--- INPUT DATA ---
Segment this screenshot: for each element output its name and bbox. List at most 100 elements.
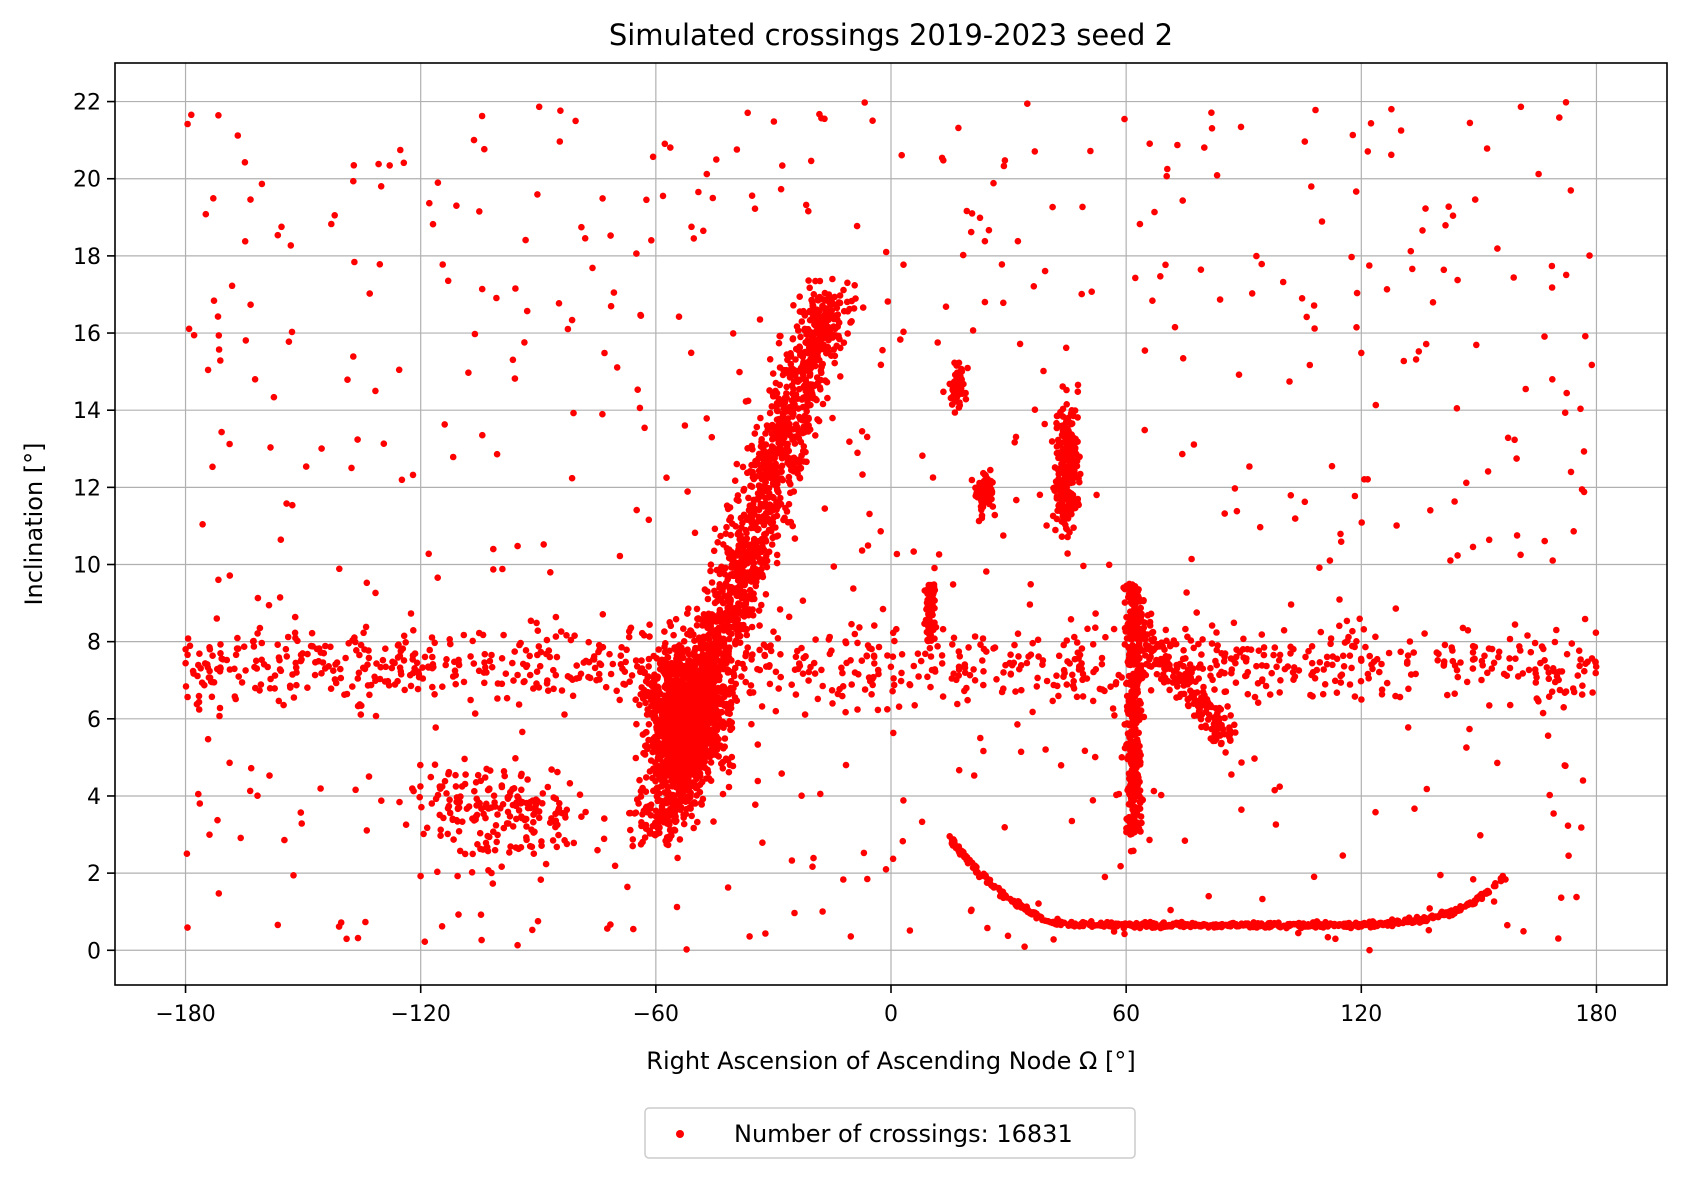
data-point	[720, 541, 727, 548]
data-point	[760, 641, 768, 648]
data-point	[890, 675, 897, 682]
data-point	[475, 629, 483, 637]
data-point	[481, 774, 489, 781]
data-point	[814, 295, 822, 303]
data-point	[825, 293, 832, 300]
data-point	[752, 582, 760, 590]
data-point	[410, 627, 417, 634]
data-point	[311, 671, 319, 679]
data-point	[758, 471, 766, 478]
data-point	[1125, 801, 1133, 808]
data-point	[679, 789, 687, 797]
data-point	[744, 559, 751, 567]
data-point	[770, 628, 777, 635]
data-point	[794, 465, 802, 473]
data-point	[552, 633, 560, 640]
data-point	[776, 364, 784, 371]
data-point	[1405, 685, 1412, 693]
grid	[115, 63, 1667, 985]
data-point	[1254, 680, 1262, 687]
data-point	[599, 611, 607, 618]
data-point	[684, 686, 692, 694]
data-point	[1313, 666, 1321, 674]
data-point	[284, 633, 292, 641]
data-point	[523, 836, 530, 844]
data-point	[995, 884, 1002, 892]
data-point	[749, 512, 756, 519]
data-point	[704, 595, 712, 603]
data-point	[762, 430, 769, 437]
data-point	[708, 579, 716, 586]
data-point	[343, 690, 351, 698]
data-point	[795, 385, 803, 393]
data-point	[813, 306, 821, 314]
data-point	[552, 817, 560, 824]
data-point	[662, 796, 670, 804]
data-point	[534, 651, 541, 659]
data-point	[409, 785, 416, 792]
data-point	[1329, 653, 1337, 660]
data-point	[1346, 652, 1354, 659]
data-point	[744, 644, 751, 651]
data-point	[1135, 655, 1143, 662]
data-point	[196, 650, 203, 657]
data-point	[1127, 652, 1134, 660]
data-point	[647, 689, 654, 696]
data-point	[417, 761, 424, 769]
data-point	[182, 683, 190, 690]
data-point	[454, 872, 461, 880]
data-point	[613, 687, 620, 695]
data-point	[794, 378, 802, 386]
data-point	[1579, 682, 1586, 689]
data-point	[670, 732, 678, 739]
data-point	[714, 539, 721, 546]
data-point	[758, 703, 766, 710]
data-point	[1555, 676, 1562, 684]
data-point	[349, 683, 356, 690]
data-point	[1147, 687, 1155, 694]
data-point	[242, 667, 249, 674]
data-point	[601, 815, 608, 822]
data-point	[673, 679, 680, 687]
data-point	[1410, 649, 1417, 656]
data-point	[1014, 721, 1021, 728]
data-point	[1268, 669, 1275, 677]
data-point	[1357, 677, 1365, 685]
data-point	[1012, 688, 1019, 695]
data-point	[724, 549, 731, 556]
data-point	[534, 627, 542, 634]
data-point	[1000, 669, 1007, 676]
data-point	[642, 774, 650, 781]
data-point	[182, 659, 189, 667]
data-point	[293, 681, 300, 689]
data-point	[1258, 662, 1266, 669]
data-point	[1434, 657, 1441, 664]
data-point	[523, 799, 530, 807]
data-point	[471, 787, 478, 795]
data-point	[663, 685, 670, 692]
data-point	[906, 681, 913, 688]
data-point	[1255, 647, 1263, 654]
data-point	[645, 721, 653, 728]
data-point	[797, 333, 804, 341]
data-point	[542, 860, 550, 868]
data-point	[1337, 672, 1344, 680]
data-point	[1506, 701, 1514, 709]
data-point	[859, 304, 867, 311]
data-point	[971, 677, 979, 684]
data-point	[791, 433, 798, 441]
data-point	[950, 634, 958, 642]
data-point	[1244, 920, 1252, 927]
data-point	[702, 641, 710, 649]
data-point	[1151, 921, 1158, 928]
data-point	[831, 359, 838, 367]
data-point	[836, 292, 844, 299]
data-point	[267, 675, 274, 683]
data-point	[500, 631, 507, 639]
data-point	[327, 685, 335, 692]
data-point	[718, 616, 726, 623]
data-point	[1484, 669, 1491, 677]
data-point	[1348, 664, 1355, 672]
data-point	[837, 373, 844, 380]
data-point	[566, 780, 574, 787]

...

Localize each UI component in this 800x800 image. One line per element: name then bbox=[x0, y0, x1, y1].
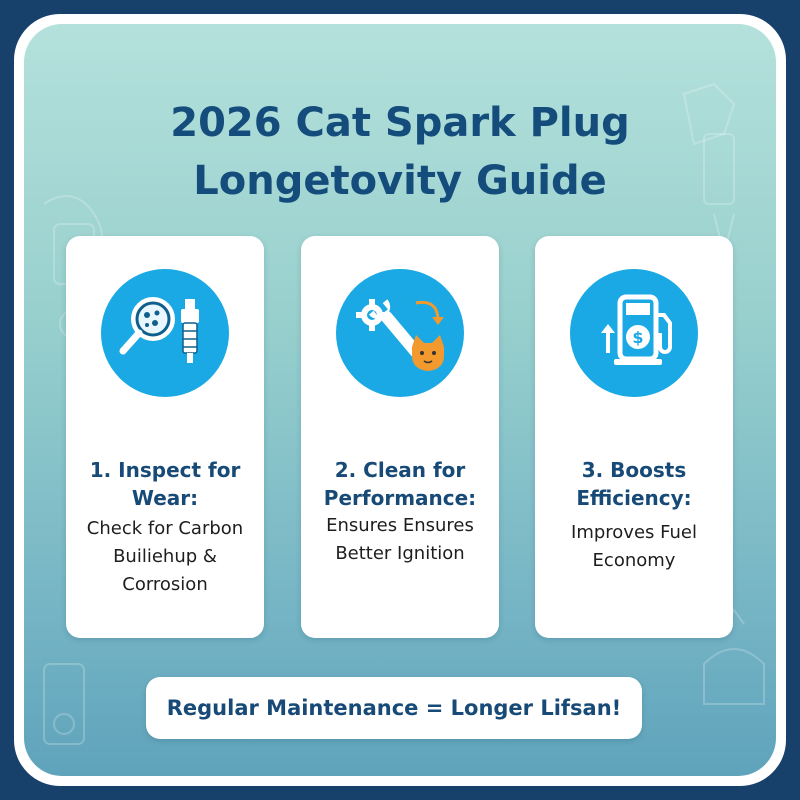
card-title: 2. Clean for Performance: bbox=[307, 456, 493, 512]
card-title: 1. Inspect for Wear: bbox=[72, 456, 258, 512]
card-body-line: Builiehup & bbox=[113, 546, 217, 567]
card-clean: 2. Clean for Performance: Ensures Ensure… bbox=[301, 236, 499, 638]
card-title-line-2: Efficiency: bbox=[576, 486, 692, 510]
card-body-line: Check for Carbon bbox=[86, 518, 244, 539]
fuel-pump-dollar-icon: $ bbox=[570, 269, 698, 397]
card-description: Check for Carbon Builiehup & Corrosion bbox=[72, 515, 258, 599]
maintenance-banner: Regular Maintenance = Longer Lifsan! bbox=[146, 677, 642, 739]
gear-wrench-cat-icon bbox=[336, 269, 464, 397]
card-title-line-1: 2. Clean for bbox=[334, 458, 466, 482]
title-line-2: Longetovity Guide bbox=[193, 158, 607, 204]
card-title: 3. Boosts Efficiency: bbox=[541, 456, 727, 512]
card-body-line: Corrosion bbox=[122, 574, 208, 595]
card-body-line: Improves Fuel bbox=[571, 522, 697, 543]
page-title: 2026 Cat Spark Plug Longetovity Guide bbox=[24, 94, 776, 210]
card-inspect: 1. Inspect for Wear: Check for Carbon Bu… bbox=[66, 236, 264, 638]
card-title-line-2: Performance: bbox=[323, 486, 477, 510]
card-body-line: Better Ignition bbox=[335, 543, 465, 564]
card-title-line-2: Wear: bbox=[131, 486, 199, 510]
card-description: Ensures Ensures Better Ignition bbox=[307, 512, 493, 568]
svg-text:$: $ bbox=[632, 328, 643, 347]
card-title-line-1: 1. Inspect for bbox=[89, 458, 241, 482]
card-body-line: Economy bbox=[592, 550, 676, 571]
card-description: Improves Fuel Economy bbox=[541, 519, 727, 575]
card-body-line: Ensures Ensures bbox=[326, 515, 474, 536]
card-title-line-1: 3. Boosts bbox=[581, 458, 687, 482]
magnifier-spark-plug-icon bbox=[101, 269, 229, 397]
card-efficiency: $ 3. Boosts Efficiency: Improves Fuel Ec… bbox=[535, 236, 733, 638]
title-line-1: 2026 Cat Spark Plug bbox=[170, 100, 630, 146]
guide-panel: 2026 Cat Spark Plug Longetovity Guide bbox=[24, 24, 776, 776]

---

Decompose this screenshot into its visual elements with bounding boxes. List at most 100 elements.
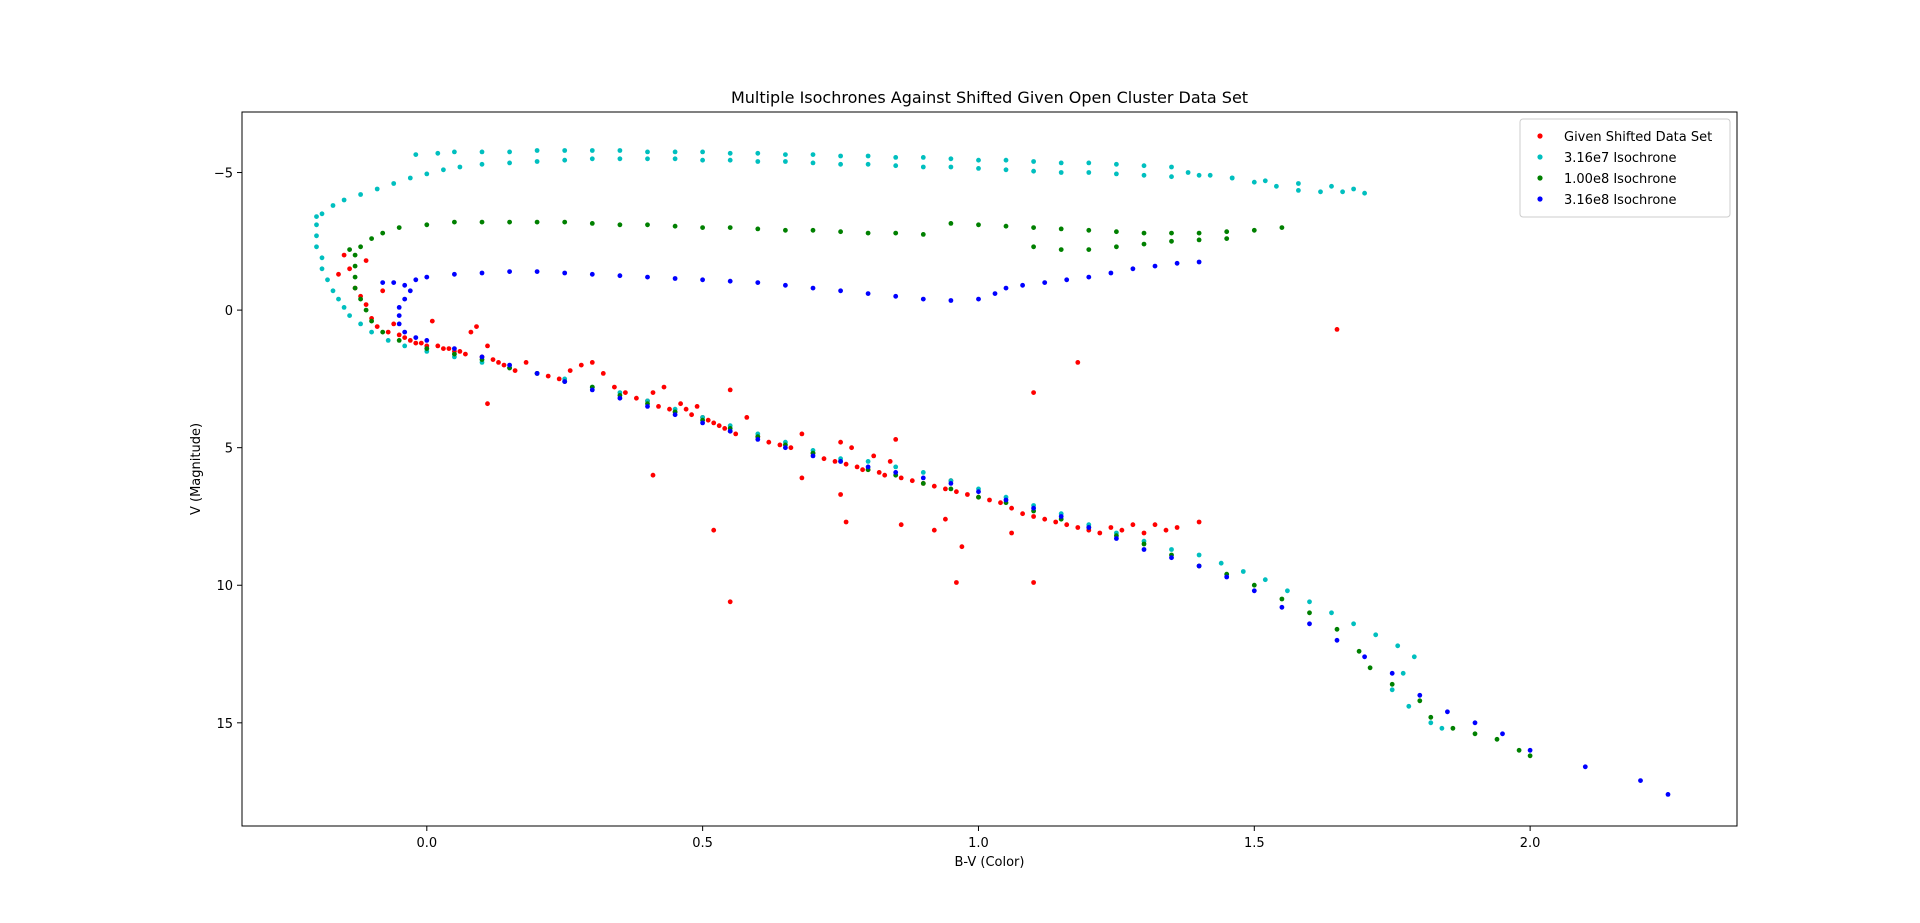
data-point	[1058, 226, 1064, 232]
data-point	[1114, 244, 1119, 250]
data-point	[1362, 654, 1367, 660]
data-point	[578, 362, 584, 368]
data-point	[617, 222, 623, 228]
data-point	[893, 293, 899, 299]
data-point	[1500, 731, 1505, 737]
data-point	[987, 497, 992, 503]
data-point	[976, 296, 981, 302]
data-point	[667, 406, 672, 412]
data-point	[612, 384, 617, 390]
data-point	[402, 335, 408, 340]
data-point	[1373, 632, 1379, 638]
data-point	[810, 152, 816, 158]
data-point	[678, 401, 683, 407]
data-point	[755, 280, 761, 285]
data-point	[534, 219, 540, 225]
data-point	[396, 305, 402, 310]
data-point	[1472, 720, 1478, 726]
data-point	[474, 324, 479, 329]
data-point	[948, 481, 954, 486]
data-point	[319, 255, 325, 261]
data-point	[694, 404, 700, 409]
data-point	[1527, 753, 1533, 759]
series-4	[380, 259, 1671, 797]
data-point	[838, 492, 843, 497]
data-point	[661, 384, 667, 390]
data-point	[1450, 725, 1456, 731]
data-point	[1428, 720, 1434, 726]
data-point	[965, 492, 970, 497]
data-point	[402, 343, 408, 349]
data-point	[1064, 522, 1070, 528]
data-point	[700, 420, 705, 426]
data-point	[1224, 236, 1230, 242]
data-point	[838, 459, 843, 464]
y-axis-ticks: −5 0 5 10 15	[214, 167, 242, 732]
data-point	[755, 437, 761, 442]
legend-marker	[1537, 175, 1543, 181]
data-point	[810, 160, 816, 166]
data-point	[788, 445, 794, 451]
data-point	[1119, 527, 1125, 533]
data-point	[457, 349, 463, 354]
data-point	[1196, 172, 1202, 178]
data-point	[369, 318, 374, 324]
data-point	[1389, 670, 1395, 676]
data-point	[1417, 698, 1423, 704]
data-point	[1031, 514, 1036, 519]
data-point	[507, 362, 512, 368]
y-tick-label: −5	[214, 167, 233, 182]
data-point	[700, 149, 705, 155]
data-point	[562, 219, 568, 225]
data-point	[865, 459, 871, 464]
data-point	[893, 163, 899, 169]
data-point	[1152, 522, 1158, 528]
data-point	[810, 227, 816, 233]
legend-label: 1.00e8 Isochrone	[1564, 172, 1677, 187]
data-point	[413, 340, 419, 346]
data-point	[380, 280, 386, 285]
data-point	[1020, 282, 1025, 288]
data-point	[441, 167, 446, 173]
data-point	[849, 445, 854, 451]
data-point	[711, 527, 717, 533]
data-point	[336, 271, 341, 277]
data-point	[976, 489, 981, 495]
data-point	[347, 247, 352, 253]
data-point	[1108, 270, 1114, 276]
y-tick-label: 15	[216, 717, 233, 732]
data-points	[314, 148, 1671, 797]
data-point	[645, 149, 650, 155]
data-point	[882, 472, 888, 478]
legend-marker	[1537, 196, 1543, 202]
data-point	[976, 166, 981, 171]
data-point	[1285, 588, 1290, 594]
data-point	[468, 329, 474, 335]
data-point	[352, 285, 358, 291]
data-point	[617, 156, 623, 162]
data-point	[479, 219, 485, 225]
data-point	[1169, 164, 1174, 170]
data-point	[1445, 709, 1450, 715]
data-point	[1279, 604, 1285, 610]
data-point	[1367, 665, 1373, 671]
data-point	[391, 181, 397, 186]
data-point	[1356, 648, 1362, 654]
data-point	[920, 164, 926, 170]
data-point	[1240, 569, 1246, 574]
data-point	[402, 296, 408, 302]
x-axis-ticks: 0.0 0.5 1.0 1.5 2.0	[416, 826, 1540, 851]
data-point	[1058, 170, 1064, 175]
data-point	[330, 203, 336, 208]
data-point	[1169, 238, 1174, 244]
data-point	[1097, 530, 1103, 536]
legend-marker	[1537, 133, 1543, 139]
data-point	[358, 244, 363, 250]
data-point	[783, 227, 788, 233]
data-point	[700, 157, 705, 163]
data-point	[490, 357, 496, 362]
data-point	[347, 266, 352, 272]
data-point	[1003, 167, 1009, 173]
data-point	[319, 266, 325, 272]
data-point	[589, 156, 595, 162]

--- WRITTEN INSTRUCTION ---
Locate every line in the items above that contains the string "elements", and copy each of those lines in full. Case counts.

--- TASK ANSWER ---
Segment this screenshot: for each element output its name and bbox. List at most 100 elements.
Decompose this screenshot into its visual elements with bounding boxes. List at most 100 elements.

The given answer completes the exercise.